[TASK GOAL]
Each entry below should be returned exactly as is, with the pictures removed.
--- start of SUPPLIED MATERIAL ---
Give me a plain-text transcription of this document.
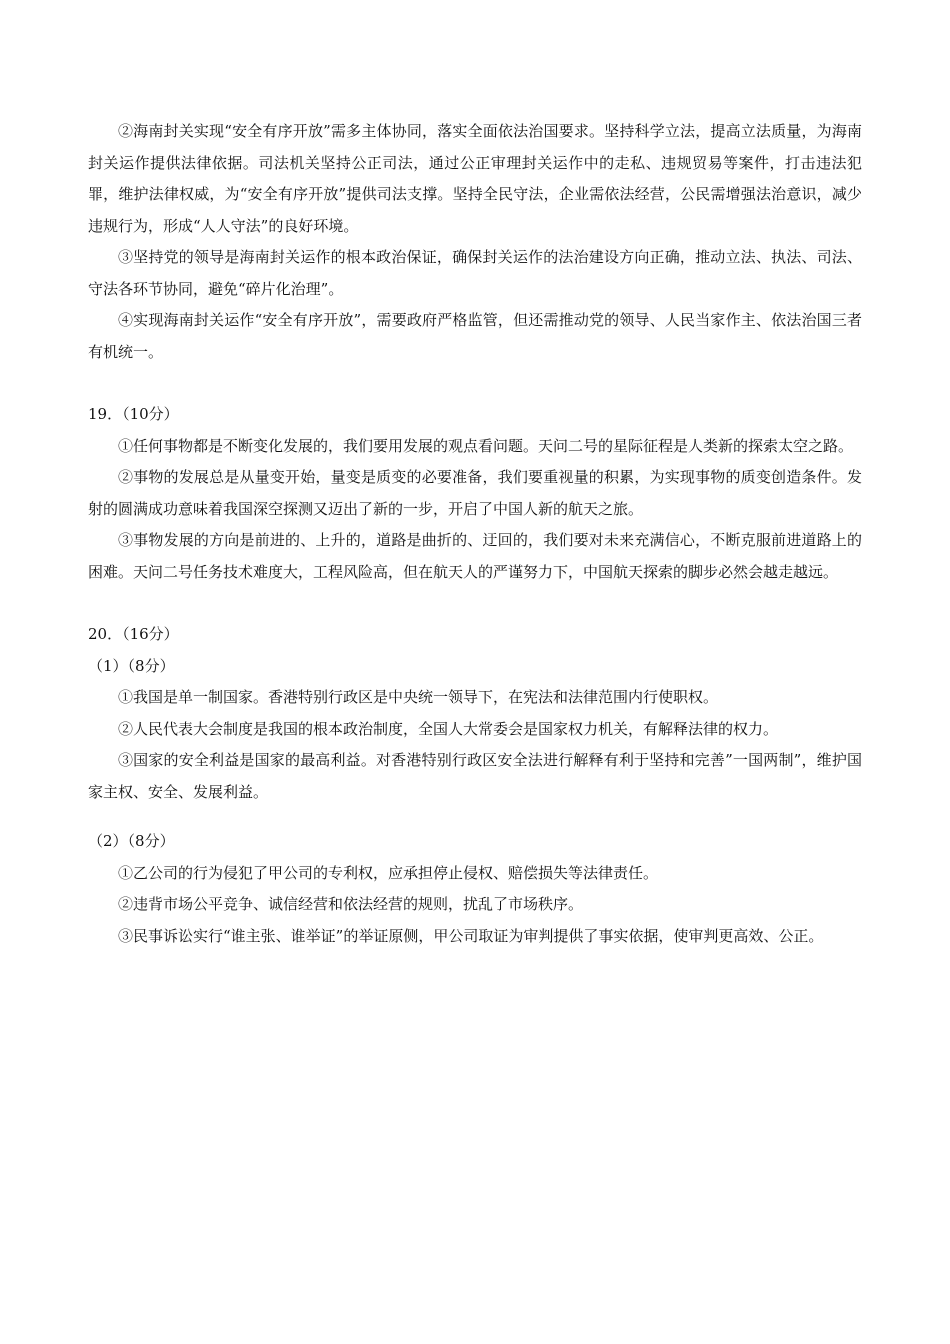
②海南封关实现“安全有序开放”需多主体协同，落实全面依法治国要求。坚持科学立法，提高立法质量，为海南封关运作提供法律依据。司法机关坚持公正司法，通过公正审理封关运作中的走私、违规贸易等案件，打击违法犯罪，维护法律权威，为“安全有序开放”提供司法支撑。坚持全民守法，企业需依法经营，公民需增强法治意识，减少违规行为，形成“人人守法”的良好环境。

③坚持党的领导是海南封关运作的根本政治保证，确保封关运作的法治建设方向正确，推动立法、执法、司法、守法各环节协同，避免“碎片化治理”。

④实现海南封关运作“安全有序开放”，需要政府严格监管，但还需推动党的领导、人民当家作主、依法治国三者有机统一。

19．（10分）

①任何事物都是不断变化发展的，我们要用发展的观点看问题。天问二号的星际征程是人类新的探索太空之路。

②事物的发展总是从量变开始，量变是质变的必要准备，我们要重视量的积累，为实现事物的质变创造条件。发射的圆满成功意味着我国深空探测又迈出了新的一步，开启了中国人新的航天之旅。

③事物发展的方向是前进的、上升的，道路是曲折的、迂回的，我们要对未来充满信心，不断克服前进道路上的困难。天问二号任务技术难度大，工程风险高，但在航天人的严谨努力下，中国航天探索的脚步必然会越走越远。

20．（16分）

（1）（8分）

①我国是单一制国家。香港特别行政区是中央统一领导下，在宪法和法律范围内行使职权。

②人民代表大会制度是我国的根本政治制度，全国人大常委会是国家权力机关，有解释法律的权力。

③国家的安全利益是国家的最高利益。对香港特别行政区安全法进行解释有利于坚持和完善”一国两制”，维护国家主权、安全、发展利益。

（2）（8分）

①乙公司的行为侵犯了甲公司的专利权，应承担停止侵权、赔偿损失等法律责任。

②违背市场公平竞争、诚信经营和依法经营的规则，扰乱了市场秩序。

③民事诉讼实行“谁主张、谁举证”的举证原侧，甲公司取证为审判提供了事实依据，使审判更高效、公正。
--- end of SUPPLIED MATERIAL ---
[CORRECT RESPONSE]
Give me a plain-text transcription of this document.
②海南封关实现“安全有序开放”需多主体协同，落实全面依法治国要求。坚持科学立法，提高立法质量，为海南封关运作提供法律依据。司法机关坚持公正司法，通过公正审理封关运作中的走私、违规贸易等案件，打击违法犯罪，维护法律权威，为“安全有序开放”提供司法支撑。坚持全民守法，企业需依法经营，公民需增强法治意识，减少违规行为，形成“人人守法”的良好环境。

③坚持党的领导是海南封关运作的根本政治保证，确保封关运作的法治建设方向正确，推动立法、执法、司法、守法各环节协同，避免“碎片化治理”。

④实现海南封关运作“安全有序开放”，需要政府严格监管，但还需推动党的领导、人民当家作主、依法治国三者有机统一。

19．（10分）

①任何事物都是不断变化发展的，我们要用发展的观点看问题。天问二号的星际征程是人类新的探索太空之路。

②事物的发展总是从量变开始，量变是质变的必要准备，我们要重视量的积累，为实现事物的质变创造条件。发射的圆满成功意味着我国深空探测又迈出了新的一步，开启了中国人新的航天之旅。

③事物发展的方向是前进的、上升的，道路是曲折的、迂回的，我们要对未来充满信心，不断克服前进道路上的困难。天问二号任务技术难度大，工程风险高，但在航天人的严谨努力下，中国航天探索的脚步必然会越走越远。

20．（16分）

（1）（8分）

①我国是单一制国家。香港特别行政区是中央统一领导下，在宪法和法律范围内行使职权。

②人民代表大会制度是我国的根本政治制度，全国人大常委会是国家权力机关，有解释法律的权力。

③国家的安全利益是国家的最高利益。对香港特别行政区安全法进行解释有利于坚持和完善”一国两制”，维护国家主权、安全、发展利益。

（2）（8分）

①乙公司的行为侵犯了甲公司的专利权，应承担停止侵权、赔偿损失等法律责任。

②违背市场公平竞争、诚信经营和依法经营的规则，扰乱了市场秩序。

③民事诉讼实行“谁主张、谁举证”的举证原侧，甲公司取证为审判提供了事实依据，使审判更高效、公正。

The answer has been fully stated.